---------- EXTRACTED MATERIAL

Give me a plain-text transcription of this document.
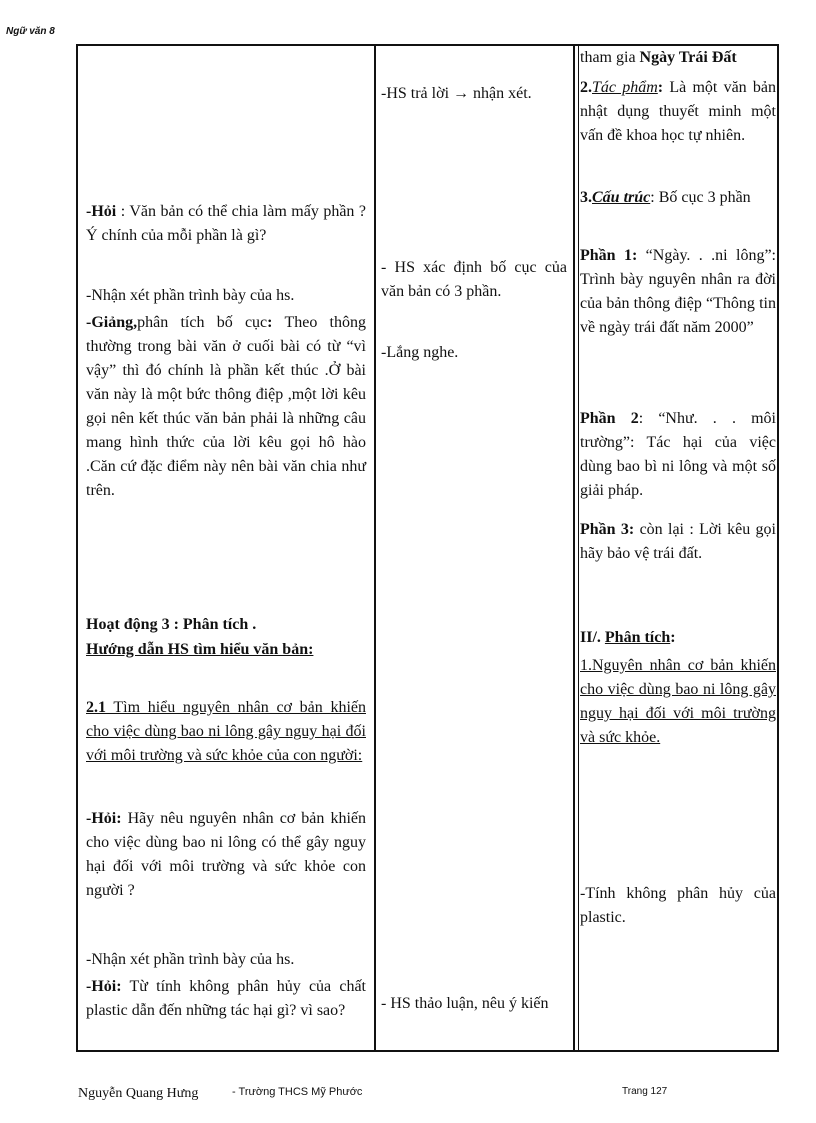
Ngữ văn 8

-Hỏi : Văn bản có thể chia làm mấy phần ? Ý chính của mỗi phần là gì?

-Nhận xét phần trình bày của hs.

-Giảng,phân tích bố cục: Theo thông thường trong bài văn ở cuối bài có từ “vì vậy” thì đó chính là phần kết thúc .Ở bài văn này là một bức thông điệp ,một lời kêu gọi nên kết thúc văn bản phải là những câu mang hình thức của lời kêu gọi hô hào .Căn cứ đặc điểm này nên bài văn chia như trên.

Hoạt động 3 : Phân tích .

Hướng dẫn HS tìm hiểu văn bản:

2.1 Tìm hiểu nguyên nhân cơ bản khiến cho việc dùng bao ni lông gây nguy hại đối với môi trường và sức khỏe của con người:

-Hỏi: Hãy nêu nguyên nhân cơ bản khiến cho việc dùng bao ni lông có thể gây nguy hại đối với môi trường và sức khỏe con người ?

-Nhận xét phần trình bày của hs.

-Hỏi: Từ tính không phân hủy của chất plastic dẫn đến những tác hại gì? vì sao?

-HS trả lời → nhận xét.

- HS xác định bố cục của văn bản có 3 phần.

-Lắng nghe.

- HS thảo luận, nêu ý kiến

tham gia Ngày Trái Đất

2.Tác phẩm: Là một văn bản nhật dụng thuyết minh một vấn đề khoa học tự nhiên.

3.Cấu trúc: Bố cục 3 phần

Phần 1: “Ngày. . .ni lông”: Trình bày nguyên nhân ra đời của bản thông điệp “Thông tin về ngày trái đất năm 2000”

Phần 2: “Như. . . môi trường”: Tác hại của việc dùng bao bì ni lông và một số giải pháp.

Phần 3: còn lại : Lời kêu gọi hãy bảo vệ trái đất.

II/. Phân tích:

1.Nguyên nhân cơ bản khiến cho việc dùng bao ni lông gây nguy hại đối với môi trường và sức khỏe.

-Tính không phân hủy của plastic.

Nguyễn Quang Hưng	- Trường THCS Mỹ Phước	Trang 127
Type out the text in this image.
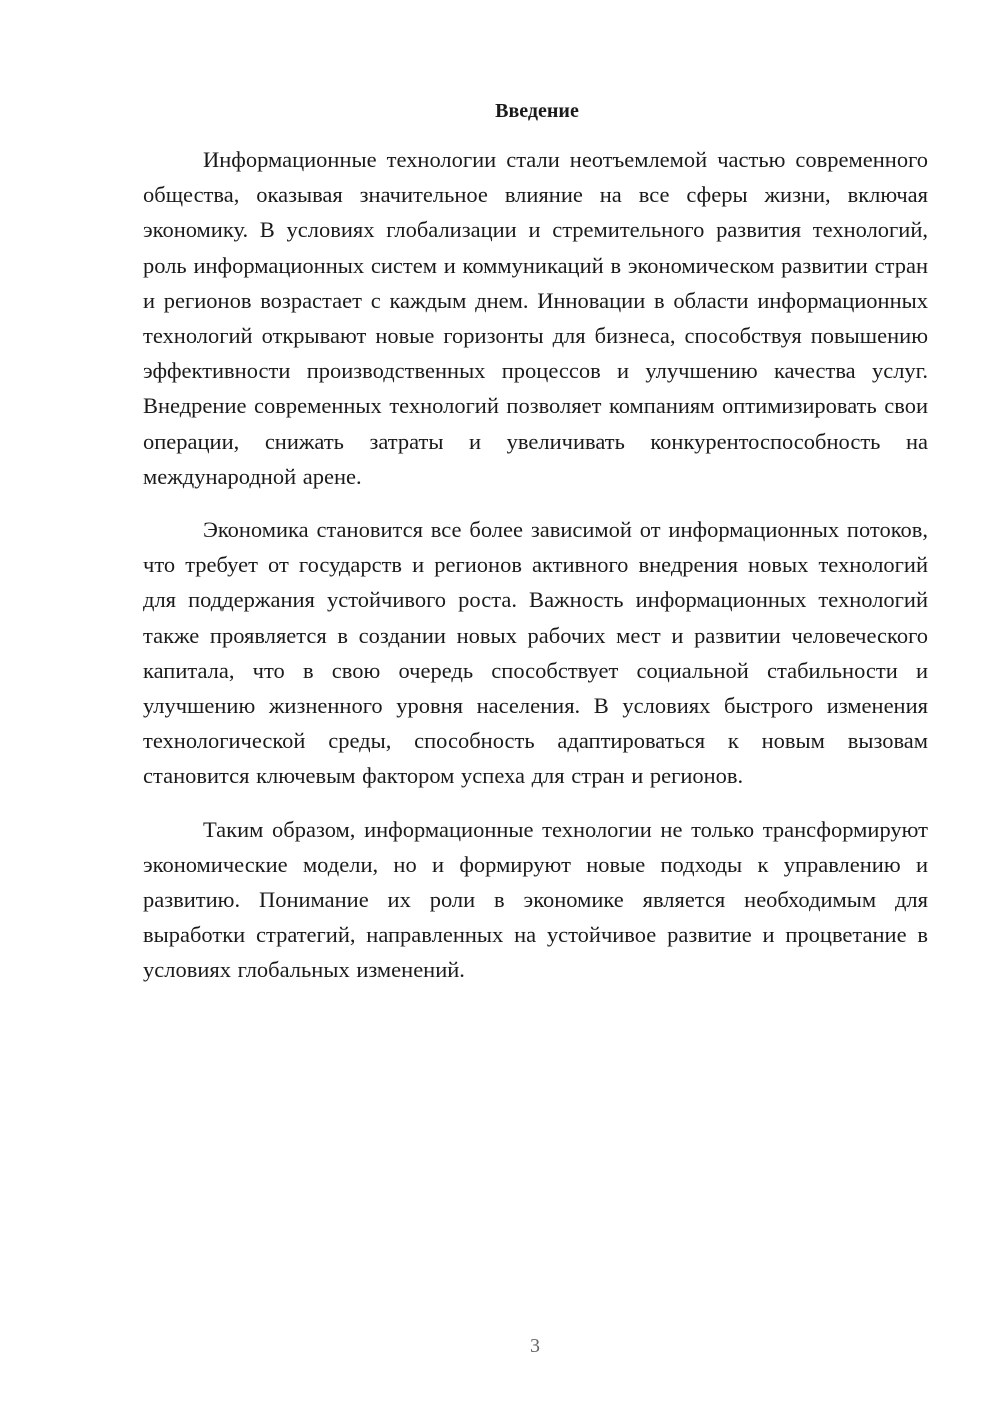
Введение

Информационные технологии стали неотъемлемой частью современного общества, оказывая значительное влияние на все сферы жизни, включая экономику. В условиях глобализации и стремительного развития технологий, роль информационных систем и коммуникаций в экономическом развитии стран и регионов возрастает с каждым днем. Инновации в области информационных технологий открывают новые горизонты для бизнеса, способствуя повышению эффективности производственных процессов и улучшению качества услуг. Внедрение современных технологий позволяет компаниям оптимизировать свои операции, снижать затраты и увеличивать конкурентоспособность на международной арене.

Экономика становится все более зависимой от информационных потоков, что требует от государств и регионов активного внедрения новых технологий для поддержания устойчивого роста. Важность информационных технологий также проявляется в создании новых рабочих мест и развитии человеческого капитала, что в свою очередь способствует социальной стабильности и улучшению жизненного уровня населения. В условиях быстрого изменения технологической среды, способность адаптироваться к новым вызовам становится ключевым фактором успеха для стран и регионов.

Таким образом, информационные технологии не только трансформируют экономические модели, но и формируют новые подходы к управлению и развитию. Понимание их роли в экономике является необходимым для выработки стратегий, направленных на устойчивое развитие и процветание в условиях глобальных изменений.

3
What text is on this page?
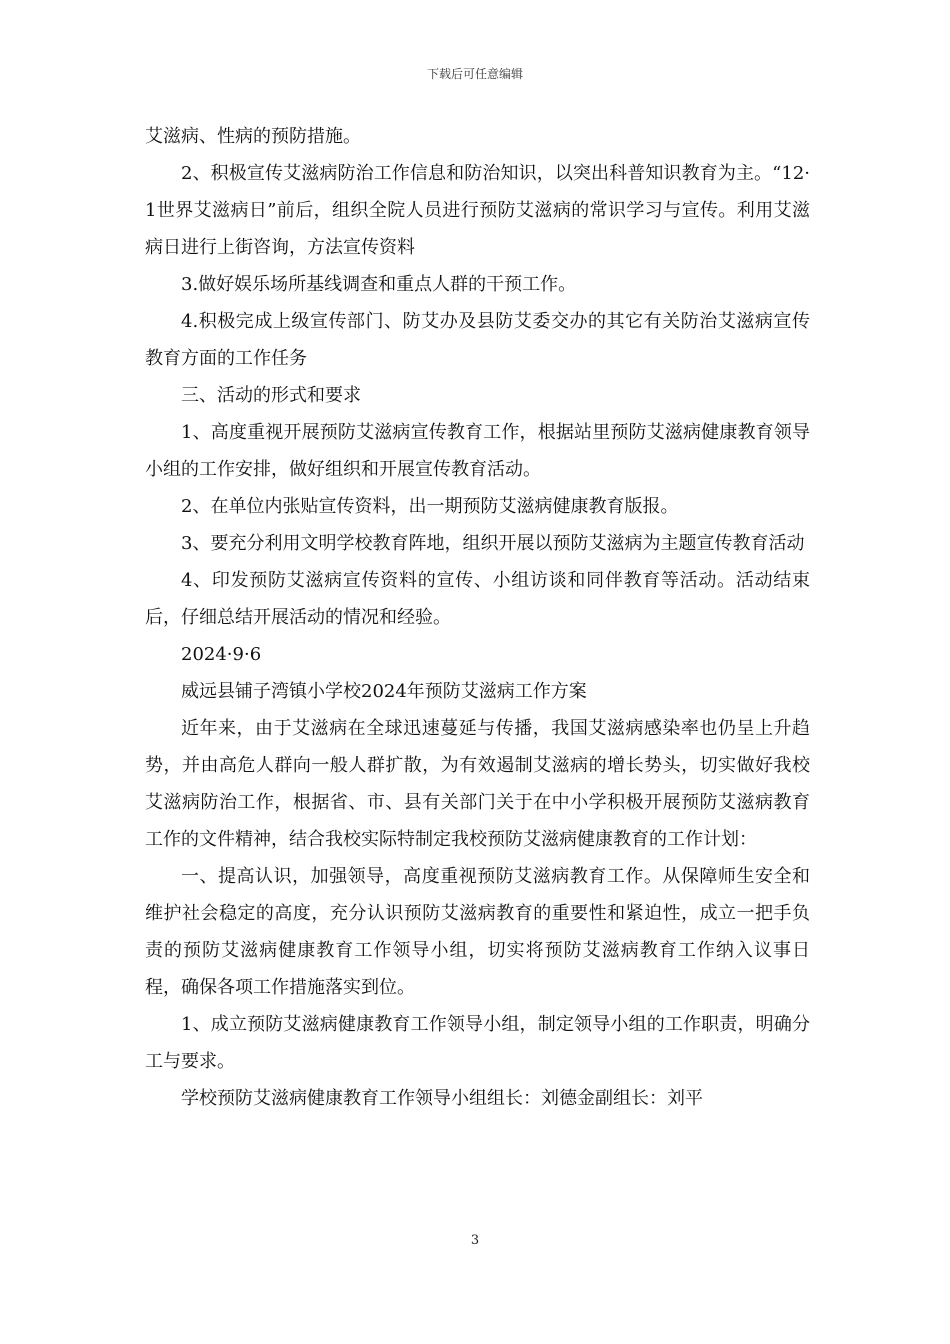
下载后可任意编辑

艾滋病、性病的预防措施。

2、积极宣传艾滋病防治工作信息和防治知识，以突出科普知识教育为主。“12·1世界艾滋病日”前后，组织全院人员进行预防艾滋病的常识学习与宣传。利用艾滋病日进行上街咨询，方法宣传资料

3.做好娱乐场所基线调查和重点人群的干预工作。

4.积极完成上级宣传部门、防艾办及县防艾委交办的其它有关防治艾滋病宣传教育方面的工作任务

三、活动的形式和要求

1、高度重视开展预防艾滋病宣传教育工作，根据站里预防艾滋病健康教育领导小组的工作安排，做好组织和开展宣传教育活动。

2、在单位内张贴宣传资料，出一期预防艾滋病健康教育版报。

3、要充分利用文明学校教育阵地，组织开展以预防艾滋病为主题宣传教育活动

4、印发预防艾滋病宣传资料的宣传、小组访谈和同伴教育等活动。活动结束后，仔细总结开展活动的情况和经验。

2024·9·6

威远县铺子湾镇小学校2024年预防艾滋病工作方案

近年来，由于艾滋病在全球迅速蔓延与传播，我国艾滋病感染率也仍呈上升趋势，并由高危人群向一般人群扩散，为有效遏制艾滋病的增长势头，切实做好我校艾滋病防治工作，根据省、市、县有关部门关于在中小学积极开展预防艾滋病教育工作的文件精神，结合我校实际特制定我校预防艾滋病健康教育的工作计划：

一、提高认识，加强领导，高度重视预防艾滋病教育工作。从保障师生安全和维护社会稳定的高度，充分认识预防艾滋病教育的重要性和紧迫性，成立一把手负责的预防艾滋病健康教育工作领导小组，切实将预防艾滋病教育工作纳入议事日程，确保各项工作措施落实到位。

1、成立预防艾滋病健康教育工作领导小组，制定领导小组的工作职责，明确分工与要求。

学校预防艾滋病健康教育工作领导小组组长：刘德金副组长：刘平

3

--------------------

### [TASK TO CARRY OUT]
Quote in full the listing given above; the images are to be left out.

### [TASK RESPONSE]
Give me a plain-text transcription of this document.
Ngữ văn 8

-Hỏi : Văn bản có thể chia làm mấy phần ? Ý chính của mỗi phần là gì?

-Nhận xét phần trình bày của hs.

-Giảng,phân tích bố cục: Theo thông thường trong bài văn ở cuối bài có từ “vì vậy” thì đó chính là phần kết thúc .Ở bài văn này là một bức thông điệp ,một lời kêu gọi nên kết thúc văn bản phải là những câu mang hình thức của lời kêu gọi hô hào .Căn cứ đặc điểm này nên bài văn chia như trên.

Hoạt động 3 : Phân tích .

Hướng dẫn HS tìm hiểu văn bản:

2.1 Tìm hiểu nguyên nhân cơ bản khiến cho việc dùng bao ni lông gây nguy hại đối với môi trường và sức khỏe của con người:

-Hỏi: Hãy nêu nguyên nhân cơ bản khiến cho việc dùng bao ni lông có thể gây nguy hại đối với môi trường và sức khỏe con người ?

-Nhận xét phần trình bày của hs.

-Hỏi: Từ tính không phân hủy của chất plastic dẫn đến những tác hại gì? vì sao?

-HS trả lời → nhận xét.

- HS xác định bố cục của văn bản có 3 phần.

-Lắng nghe.

- HS thảo luận, nêu ý kiến

tham gia Ngày Trái Đất

2.Tác phẩm: Là một văn bản nhật dụng thuyết minh một vấn đề khoa học tự nhiên.

3.Cấu trúc: Bố cục 3 phần

Phần 1: “Ngày. . .ni lông”: Trình bày nguyên nhân ra đời của bản thông điệp “Thông tin về ngày trái đất năm 2000”

Phần 2: “Như. . . môi trường”: Tác hại của việc dùng bao bì ni lông và một số giải pháp.

Phần 3: còn lại : Lời kêu gọi hãy bảo vệ trái đất.

II/. Phân tích:

1.Nguyên nhân cơ bản khiến cho việc dùng bao ni lông gây nguy hại đối với môi trường và sức khỏe.

-Tính không phân hủy của plastic.

Nguyễn Quang Hưng	- Trường THCS Mỹ Phước	Trang 127
Type out the text in this image.
Введение

Информационные технологии стали неотъемлемой частью современного общества, оказывая значительное влияние на все сферы жизни, включая экономику. В условиях глобализации и стремительного развития технологий, роль информационных систем и коммуникаций в экономическом развитии стран и регионов возрастает с каждым днем. Инновации в области информационных технологий открывают новые горизонты для бизнеса, способствуя повышению эффективности производственных процессов и улучшению качества услуг. Внедрение современных технологий позволяет компаниям оптимизировать свои операции, снижать затраты и увеличивать конкурентоспособность на международной арене.

Экономика становится все более зависимой от информационных потоков, что требует от государств и регионов активного внедрения новых технологий для поддержания устойчивого роста. Важность информационных технологий также проявляется в создании новых рабочих мест и развитии человеческого капитала, что в свою очередь способствует социальной стабильности и улучшению жизненного уровня населения. В условиях быстрого изменения технологической среды, способность адаптироваться к новым вызовам становится ключевым фактором успеха для стран и регионов.

Таким образом, информационные технологии не только трансформируют экономические модели, но и формируют новые подходы к управлению и развитию. Понимание их роли в экономике является необходимым для выработки стратегий, направленных на устойчивое развитие и процветание в условиях глобальных изменений.

3
What text is on this page?
下载后可任意编辑

艾滋病、性病的预防措施。

2、积极宣传艾滋病防治工作信息和防治知识，以突出科普知识教育为主。“12·1世界艾滋病日”前后，组织全院人员进行预防艾滋病的常识学习与宣传。利用艾滋病日进行上街咨询，方法宣传资料

3.做好娱乐场所基线调查和重点人群的干预工作。

4.积极完成上级宣传部门、防艾办及县防艾委交办的其它有关防治艾滋病宣传教育方面的工作任务

三、活动的形式和要求

1、高度重视开展预防艾滋病宣传教育工作，根据站里预防艾滋病健康教育领导小组的工作安排，做好组织和开展宣传教育活动。

2、在单位内张贴宣传资料，出一期预防艾滋病健康教育版报。

3、要充分利用文明学校教育阵地，组织开展以预防艾滋病为主题宣传教育活动

4、印发预防艾滋病宣传资料的宣传、小组访谈和同伴教育等活动。活动结束后，仔细总结开展活动的情况和经验。

2024·9·6

威远县铺子湾镇小学校2024年预防艾滋病工作方案

近年来，由于艾滋病在全球迅速蔓延与传播，我国艾滋病感染率也仍呈上升趋势，并由高危人群向一般人群扩散，为有效遏制艾滋病的增长势头，切实做好我校艾滋病防治工作，根据省、市、县有关部门关于在中小学积极开展预防艾滋病教育工作的文件精神，结合我校实际特制定我校预防艾滋病健康教育的工作计划：

一、提高认识，加强领导，高度重视预防艾滋病教育工作。从保障师生安全和维护社会稳定的高度，充分认识预防艾滋病教育的重要性和紧迫性，成立一把手负责的预防艾滋病健康教育工作领导小组，切实将预防艾滋病教育工作纳入议事日程，确保各项工作措施落实到位。

1、成立预防艾滋病健康教育工作领导小组，制定领导小组的工作职责，明确分工与要求。

学校预防艾滋病健康教育工作领导小组组长：刘德金副组长：刘平

3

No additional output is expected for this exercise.